Beneath this task is a listing; retype all of it exactly.

EXERCISE MATERIAL =>
--- START ---

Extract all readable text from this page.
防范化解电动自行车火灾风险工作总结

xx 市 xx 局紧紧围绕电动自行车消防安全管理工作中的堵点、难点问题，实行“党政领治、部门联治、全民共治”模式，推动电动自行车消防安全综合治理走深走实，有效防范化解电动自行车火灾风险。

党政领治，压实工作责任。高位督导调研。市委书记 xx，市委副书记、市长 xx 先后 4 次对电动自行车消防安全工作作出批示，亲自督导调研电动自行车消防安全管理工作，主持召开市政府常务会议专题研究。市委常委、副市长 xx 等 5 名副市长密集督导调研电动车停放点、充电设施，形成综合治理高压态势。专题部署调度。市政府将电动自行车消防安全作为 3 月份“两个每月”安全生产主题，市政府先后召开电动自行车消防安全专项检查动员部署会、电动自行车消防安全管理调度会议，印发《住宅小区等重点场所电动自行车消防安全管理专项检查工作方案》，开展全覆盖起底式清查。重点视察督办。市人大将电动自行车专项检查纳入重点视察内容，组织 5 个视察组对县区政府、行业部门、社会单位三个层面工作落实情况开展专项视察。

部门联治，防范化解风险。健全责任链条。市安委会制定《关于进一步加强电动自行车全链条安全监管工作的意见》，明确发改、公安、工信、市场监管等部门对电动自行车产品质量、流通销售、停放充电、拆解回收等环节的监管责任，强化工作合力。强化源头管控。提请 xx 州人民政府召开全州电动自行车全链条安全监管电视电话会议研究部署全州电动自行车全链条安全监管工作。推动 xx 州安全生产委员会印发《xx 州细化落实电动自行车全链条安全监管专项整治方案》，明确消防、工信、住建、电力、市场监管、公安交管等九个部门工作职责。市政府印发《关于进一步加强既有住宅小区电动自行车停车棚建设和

--- END ---

SOLUTION TO THIS EXERCISE =>
Extract all readable text from this page.
防范化解电动自行车火灾风险工作总结

xx 市 xx 局紧紧围绕电动自行车消防安全管理工作中的堵点、难点问题，实行“党政领治、部门联治、全民共治”模式，推动电动自行车消防安全综合治理走深走实，有效防范化解电动自行车火灾风险。

党政领治，压实工作责任。高位督导调研。市委书记 xx，市委副书记、市长 xx 先后 4 次对电动自行车消防安全工作作出批示，亲自督导调研电动自行车消防安全管理工作，主持召开市政府常务会议专题研究。市委常委、副市长 xx 等 5 名副市长密集督导调研电动车停放点、充电设施，形成综合治理高压态势。专题部署调度。市政府将电动自行车消防安全作为 3 月份“两个每月”安全生产主题，市政府先后召开电动自行车消防安全专项检查动员部署会、电动自行车消防安全管理调度会议，印发《住宅小区等重点场所电动自行车消防安全管理专项检查工作方案》，开展全覆盖起底式清查。重点视察督办。市人大将电动自行车专项检查纳入重点视察内容，组织 5 个视察组对县区政府、行业部门、社会单位三个层面工作落实情况开展专项视察。

部门联治，防范化解风险。健全责任链条。市安委会制定《关于进一步加强电动自行车全链条安全监管工作的意见》，明确发改、公安、工信、市场监管等部门对电动自行车产品质量、流通销售、停放充电、拆解回收等环节的监管责任，强化工作合力。强化源头管控。提请 xx 州人民政府召开全州电动自行车全链条安全监管电视电话会议研究部署全州电动自行车全链条安全监管工作。推动 xx 州安全生产委员会印发《xx 州细化落实电动自行车全链条安全监管专项整治方案》，明确消防、工信、住建、电力、市场监管、公安交管等九个部门工作职责。市政府印发《关于进一步加强既有住宅小区电动自行车停车棚建设和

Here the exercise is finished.